> **Excerpted records**

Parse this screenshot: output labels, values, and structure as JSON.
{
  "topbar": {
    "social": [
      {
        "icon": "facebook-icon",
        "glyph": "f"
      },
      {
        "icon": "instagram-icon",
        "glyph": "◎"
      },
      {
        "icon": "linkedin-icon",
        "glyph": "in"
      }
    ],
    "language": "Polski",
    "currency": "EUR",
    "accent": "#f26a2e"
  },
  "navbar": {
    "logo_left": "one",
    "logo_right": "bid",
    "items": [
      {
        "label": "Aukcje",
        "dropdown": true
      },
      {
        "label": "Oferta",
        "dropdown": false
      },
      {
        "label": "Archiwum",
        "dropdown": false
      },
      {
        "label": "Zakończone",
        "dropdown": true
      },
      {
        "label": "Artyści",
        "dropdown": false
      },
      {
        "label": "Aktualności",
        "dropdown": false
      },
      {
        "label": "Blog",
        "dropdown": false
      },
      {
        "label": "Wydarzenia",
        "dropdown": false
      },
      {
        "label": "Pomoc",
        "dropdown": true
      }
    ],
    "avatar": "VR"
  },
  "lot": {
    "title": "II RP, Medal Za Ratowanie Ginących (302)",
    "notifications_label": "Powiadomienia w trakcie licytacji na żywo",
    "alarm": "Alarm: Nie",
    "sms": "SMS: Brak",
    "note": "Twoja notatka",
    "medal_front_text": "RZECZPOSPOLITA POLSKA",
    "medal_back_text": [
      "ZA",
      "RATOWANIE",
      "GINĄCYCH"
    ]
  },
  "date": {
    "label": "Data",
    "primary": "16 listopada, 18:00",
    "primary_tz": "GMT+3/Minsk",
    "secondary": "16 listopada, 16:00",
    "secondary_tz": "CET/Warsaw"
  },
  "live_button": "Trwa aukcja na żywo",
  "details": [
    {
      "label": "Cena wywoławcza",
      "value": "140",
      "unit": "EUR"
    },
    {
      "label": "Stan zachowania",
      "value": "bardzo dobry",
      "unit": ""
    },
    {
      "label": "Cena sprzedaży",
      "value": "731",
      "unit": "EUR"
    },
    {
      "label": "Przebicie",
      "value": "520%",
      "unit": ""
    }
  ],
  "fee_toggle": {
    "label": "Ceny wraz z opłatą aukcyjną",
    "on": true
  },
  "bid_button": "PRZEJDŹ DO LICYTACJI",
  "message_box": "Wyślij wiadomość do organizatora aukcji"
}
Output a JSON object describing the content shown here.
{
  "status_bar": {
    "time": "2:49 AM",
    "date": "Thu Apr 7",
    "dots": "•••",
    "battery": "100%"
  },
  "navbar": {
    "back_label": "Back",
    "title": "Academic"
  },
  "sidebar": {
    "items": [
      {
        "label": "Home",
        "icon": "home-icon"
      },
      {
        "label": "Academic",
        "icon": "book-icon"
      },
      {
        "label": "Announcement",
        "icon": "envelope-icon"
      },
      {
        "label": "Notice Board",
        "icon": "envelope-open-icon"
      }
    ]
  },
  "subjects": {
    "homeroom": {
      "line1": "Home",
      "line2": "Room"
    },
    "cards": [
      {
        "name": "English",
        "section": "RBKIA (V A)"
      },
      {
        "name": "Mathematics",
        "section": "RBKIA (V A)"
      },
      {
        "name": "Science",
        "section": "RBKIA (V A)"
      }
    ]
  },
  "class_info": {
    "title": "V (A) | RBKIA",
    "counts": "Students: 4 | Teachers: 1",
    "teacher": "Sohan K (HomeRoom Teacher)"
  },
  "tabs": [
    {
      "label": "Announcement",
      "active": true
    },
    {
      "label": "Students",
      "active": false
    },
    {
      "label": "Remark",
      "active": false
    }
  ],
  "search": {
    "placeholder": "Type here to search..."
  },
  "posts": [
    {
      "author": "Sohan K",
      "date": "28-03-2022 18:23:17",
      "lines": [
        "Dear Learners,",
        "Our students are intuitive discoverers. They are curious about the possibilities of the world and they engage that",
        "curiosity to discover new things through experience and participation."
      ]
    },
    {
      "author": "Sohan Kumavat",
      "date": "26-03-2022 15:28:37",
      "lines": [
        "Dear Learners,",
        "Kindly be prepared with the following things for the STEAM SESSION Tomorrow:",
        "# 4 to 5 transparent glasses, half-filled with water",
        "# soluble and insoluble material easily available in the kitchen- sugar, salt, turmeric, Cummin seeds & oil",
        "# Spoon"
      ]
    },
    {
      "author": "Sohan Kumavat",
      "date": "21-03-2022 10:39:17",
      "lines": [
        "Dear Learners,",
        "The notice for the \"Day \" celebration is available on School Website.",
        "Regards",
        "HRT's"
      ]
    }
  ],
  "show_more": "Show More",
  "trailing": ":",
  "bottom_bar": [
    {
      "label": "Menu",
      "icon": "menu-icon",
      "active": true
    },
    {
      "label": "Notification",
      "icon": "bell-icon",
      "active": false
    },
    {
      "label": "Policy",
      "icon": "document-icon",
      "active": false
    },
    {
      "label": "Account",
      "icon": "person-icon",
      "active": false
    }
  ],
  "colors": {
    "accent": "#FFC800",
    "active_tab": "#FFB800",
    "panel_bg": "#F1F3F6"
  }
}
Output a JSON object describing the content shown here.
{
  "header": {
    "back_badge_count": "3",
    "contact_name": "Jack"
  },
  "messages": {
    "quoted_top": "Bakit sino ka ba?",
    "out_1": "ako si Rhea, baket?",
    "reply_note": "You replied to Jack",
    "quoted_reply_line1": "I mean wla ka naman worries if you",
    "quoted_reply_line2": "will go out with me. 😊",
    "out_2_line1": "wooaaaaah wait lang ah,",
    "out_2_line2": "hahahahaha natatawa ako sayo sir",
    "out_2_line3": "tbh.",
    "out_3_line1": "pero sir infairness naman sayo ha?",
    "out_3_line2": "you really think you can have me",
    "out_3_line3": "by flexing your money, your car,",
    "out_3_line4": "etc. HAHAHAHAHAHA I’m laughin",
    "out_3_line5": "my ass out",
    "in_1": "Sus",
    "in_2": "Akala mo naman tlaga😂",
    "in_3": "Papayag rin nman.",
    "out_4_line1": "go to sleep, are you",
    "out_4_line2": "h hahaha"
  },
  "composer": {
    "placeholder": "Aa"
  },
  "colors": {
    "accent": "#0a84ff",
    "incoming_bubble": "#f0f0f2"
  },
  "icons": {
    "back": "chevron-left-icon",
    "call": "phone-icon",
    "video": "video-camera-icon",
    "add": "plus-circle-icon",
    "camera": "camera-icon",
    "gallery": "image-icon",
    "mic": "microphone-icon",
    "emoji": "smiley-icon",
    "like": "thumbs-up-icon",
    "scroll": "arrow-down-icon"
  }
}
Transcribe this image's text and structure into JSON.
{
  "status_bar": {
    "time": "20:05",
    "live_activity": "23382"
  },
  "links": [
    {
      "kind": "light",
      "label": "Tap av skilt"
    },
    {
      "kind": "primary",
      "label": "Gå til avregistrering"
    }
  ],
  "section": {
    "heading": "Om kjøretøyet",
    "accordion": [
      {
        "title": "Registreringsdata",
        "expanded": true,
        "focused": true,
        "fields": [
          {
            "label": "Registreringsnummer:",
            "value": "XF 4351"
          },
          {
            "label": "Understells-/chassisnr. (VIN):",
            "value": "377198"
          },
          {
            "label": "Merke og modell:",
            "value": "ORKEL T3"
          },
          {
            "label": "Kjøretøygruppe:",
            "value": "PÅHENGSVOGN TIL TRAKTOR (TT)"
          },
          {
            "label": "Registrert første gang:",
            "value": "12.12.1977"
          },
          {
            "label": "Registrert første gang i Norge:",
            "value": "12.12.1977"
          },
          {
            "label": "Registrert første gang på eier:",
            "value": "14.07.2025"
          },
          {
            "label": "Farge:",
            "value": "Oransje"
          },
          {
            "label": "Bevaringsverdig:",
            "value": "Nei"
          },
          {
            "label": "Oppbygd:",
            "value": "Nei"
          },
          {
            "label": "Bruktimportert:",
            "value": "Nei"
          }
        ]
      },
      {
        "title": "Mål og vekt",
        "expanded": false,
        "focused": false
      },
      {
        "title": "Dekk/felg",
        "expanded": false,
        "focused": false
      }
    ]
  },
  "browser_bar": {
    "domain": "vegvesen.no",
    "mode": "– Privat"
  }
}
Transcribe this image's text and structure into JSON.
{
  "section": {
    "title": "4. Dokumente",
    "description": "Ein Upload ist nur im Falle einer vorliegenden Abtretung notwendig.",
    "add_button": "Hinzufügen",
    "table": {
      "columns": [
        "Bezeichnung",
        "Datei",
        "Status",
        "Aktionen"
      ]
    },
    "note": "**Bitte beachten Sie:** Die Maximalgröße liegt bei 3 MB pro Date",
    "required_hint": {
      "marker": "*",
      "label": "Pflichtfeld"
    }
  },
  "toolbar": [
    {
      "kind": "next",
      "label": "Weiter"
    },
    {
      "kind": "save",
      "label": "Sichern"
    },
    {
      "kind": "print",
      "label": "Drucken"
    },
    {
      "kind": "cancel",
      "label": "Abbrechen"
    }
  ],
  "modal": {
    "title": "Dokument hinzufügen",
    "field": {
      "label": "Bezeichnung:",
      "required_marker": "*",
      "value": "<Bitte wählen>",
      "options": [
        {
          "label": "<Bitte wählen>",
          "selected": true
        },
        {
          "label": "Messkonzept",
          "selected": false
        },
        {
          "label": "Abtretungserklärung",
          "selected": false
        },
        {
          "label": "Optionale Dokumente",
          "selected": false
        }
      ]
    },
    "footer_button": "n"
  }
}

> **What is asked**
Copy out the lines that hold "Registrert".

> **Response below**
            "label": "Registrert første gang:",
            "label": "Registrert første gang i Norge:",
            "label": "Registrert første gang på eier:",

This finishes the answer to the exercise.